__PROVIDED ENTRIES__
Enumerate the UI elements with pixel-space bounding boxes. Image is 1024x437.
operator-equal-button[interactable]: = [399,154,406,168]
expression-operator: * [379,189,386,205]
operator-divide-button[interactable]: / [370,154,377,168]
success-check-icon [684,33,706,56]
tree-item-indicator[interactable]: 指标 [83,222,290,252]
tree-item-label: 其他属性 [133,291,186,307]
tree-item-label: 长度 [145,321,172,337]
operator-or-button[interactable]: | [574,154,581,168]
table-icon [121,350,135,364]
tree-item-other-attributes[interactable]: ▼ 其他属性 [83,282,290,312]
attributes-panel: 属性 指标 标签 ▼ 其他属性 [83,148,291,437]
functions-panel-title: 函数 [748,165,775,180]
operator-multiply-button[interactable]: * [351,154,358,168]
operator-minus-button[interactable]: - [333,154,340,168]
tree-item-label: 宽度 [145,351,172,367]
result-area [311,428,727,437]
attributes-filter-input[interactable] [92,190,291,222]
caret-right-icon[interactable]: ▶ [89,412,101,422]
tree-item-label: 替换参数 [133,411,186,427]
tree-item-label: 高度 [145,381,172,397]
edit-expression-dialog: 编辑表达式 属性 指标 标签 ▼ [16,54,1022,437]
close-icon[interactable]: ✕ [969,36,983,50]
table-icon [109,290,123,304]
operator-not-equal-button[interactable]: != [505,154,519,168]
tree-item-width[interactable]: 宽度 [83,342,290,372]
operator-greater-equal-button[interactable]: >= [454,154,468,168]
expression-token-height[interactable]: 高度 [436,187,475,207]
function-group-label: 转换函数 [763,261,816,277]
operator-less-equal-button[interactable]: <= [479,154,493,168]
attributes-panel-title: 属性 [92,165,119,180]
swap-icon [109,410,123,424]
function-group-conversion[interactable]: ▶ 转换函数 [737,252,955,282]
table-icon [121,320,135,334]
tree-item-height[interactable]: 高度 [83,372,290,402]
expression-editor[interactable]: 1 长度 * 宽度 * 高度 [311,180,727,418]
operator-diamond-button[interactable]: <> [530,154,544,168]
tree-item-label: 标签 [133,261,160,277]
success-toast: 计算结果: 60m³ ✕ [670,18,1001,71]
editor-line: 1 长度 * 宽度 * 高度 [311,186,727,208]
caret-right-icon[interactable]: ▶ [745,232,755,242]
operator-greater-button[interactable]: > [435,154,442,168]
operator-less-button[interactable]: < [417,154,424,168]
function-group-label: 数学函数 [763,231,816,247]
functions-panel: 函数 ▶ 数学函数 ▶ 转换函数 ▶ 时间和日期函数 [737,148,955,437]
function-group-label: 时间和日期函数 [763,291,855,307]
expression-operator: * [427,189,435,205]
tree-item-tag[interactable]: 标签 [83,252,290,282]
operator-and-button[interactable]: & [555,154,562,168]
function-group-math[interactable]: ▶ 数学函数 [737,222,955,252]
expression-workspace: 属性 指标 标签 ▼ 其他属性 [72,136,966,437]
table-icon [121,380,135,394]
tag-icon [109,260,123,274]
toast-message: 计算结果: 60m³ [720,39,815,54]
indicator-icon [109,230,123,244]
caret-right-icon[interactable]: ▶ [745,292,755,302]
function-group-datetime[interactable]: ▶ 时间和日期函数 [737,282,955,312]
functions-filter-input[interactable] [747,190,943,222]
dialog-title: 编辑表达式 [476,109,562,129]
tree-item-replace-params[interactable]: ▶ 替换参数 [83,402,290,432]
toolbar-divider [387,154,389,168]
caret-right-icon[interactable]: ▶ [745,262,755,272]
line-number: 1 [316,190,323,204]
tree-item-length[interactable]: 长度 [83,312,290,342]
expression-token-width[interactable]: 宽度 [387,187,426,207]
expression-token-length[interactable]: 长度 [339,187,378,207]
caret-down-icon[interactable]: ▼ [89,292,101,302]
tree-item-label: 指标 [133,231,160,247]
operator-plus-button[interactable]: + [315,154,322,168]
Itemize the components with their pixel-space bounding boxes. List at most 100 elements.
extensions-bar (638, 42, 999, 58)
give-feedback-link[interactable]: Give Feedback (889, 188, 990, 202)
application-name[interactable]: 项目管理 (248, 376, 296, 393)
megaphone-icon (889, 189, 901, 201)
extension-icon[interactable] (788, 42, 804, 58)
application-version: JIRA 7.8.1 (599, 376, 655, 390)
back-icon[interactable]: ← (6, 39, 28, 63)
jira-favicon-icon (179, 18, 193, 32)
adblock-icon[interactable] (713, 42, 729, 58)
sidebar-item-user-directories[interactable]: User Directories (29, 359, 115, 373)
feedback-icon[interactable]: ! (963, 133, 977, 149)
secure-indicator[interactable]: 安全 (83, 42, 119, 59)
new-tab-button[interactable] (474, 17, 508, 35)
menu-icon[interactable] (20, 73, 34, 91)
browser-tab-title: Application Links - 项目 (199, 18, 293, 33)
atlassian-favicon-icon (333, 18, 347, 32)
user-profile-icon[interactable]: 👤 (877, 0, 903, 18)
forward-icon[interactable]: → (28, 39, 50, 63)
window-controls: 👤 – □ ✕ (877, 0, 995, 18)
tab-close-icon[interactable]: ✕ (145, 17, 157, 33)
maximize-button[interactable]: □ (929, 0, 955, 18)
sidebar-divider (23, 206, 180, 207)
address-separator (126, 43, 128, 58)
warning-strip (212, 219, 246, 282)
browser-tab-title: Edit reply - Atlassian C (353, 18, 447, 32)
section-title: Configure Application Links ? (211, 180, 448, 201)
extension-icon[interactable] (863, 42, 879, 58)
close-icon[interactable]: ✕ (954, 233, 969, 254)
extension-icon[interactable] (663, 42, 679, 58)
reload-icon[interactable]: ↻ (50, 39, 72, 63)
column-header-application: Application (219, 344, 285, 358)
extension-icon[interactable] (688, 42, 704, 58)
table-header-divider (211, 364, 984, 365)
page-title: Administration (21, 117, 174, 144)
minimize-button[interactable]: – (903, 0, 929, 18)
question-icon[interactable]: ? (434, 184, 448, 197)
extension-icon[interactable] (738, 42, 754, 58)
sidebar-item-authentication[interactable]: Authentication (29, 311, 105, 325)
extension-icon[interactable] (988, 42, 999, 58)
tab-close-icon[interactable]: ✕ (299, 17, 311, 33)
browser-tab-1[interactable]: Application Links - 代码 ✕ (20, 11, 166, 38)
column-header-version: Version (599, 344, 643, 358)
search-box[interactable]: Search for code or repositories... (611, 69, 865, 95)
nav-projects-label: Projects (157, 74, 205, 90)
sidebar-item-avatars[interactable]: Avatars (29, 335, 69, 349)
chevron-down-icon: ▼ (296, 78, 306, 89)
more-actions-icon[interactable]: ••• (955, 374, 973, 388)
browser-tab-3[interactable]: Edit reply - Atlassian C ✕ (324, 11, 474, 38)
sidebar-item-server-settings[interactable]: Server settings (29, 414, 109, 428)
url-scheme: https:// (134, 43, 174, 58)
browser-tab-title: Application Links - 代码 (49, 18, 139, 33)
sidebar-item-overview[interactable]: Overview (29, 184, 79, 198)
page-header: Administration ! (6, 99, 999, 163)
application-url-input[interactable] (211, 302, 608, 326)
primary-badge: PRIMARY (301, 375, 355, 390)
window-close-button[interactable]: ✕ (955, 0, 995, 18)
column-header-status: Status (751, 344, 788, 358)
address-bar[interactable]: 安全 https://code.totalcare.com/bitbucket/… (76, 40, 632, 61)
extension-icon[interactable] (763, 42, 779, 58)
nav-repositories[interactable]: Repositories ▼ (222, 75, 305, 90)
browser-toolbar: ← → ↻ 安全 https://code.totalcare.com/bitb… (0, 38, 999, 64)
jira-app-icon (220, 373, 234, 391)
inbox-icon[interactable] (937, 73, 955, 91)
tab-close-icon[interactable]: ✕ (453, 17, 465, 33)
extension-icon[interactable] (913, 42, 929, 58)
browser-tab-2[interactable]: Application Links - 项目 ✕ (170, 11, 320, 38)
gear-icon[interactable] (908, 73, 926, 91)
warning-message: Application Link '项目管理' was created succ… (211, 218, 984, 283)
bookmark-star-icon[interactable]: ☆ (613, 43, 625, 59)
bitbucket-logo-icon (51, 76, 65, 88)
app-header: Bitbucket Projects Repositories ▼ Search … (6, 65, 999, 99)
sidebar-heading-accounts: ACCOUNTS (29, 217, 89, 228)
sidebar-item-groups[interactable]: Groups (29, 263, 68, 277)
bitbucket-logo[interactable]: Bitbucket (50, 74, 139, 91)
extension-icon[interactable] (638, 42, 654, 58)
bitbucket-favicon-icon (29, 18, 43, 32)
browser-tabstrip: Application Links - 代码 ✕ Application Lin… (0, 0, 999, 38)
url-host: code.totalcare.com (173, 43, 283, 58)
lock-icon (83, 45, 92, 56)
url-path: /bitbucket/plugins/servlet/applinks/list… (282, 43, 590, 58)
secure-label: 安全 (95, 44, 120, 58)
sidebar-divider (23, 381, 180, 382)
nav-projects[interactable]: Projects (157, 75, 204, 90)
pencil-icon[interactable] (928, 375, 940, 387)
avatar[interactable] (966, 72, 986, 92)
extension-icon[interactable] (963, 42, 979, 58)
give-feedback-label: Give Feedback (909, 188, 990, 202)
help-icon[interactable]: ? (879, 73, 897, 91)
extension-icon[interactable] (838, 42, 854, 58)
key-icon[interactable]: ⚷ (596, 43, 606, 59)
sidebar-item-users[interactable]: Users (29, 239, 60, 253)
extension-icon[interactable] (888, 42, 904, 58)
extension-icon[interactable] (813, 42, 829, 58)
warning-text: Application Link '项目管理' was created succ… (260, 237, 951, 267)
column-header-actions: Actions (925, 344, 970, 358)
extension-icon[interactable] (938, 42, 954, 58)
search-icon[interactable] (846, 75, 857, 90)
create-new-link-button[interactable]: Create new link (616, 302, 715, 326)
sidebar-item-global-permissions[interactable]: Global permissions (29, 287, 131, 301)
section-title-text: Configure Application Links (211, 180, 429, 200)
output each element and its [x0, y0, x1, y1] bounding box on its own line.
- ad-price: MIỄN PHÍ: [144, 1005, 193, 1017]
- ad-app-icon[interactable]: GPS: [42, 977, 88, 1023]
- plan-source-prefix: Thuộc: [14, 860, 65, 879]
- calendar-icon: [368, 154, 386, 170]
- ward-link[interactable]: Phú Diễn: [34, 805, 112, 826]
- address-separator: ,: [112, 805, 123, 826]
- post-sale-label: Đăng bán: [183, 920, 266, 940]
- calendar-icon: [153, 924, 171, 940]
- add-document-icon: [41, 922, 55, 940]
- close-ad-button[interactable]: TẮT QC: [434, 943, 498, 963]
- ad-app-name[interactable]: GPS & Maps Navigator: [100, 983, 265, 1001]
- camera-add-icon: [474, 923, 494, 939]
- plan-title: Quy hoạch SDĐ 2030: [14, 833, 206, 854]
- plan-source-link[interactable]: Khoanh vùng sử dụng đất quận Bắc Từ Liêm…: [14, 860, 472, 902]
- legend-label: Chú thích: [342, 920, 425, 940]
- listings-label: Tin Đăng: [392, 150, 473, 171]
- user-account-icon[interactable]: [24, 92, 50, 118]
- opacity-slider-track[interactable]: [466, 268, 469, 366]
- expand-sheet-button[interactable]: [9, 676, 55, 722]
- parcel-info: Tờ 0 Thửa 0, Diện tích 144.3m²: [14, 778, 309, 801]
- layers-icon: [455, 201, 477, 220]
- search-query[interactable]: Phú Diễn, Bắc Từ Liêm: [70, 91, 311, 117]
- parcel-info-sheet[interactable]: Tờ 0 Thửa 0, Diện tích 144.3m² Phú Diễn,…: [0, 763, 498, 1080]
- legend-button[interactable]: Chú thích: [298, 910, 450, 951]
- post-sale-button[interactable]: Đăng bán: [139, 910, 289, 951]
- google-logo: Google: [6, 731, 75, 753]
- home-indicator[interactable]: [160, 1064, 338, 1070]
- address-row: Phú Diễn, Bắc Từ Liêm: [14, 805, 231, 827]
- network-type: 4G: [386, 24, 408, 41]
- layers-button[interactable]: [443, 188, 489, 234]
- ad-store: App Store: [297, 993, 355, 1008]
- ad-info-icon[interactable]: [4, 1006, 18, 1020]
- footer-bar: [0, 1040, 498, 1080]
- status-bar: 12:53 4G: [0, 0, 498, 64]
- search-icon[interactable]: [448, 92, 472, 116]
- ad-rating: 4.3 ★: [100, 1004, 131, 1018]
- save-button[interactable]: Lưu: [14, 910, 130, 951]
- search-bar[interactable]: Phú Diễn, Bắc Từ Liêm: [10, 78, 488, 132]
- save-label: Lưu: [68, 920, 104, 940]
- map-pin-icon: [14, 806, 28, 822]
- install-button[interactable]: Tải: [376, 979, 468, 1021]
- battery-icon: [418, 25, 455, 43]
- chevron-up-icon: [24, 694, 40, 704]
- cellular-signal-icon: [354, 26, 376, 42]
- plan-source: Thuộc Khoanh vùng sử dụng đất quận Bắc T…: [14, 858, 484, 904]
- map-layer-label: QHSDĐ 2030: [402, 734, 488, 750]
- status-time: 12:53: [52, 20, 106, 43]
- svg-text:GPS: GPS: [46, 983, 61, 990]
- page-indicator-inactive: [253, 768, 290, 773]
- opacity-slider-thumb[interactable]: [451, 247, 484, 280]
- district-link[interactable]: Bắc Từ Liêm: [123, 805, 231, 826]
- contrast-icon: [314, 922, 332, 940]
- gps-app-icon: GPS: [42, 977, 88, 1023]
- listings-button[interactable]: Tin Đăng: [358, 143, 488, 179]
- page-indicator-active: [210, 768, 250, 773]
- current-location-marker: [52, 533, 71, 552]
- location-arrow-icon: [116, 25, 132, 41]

__WHAT TO PRODUCE__
Extract the lines from the start of the records through the line containing "edit-expression-dialog: 编辑表达式 属性", both ends included, and reproduce them verbatim.

__RIGHT ANSWER__
Enumerate the UI elements with pixel-space bounding boxes. Image is 1024x437.
operator-equal-button[interactable]: = [399,154,406,168]
expression-operator: * [379,189,386,205]
operator-divide-button[interactable]: / [370,154,377,168]
success-check-icon [684,33,706,56]
tree-item-indicator[interactable]: 指标 [83,222,290,252]
tree-item-label: 其他属性 [133,291,186,307]
tree-item-label: 长度 [145,321,172,337]
operator-or-button[interactable]: | [574,154,581,168]
table-icon [121,350,135,364]
tree-item-other-attributes[interactable]: ▼ 其他属性 [83,282,290,312]
attributes-panel: 属性 指标 标签 ▼ 其他属性 [83,148,291,437]
functions-panel-title: 函数 [748,165,775,180]
operator-multiply-button[interactable]: * [351,154,358,168]
operator-minus-button[interactable]: - [333,154,340,168]
tree-item-label: 宽度 [145,351,172,367]
result-area [311,428,727,437]
attributes-filter-input[interactable] [92,190,291,222]
caret-right-icon[interactable]: ▶ [89,412,101,422]
tree-item-label: 替换参数 [133,411,186,427]
tree-item-label: 高度 [145,381,172,397]
edit-expression-dialog: 编辑表达式 属性 指标 标签 ▼ [16,54,1022,437]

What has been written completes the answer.